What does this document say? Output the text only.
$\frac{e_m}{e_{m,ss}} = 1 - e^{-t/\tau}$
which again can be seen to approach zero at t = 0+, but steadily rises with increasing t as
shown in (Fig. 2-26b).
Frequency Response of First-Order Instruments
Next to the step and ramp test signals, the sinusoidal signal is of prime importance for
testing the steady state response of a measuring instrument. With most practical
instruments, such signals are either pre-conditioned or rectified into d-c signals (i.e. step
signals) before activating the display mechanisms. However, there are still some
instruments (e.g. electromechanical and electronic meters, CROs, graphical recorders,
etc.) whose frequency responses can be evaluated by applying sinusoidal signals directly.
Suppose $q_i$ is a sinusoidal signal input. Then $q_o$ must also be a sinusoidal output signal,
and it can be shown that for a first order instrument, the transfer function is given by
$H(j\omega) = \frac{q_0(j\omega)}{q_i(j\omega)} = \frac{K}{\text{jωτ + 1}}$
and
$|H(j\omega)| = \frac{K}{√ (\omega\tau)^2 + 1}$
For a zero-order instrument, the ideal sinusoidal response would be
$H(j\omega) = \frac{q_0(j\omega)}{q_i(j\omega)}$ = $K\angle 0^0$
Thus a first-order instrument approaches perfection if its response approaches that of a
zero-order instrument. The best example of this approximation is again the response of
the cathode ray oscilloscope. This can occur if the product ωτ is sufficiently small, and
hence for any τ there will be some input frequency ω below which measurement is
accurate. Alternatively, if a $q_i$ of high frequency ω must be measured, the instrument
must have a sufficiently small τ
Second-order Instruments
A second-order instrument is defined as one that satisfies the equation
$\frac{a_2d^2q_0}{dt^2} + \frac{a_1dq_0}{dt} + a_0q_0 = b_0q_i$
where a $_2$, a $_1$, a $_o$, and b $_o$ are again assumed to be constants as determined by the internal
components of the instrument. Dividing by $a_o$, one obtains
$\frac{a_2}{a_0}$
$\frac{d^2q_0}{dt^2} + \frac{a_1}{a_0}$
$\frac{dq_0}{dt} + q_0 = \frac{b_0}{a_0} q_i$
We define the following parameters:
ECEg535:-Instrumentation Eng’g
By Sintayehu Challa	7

(Stated task) Among the entries above, how many lines hold the word "small"? Reply with only that number.

(Answer below) 2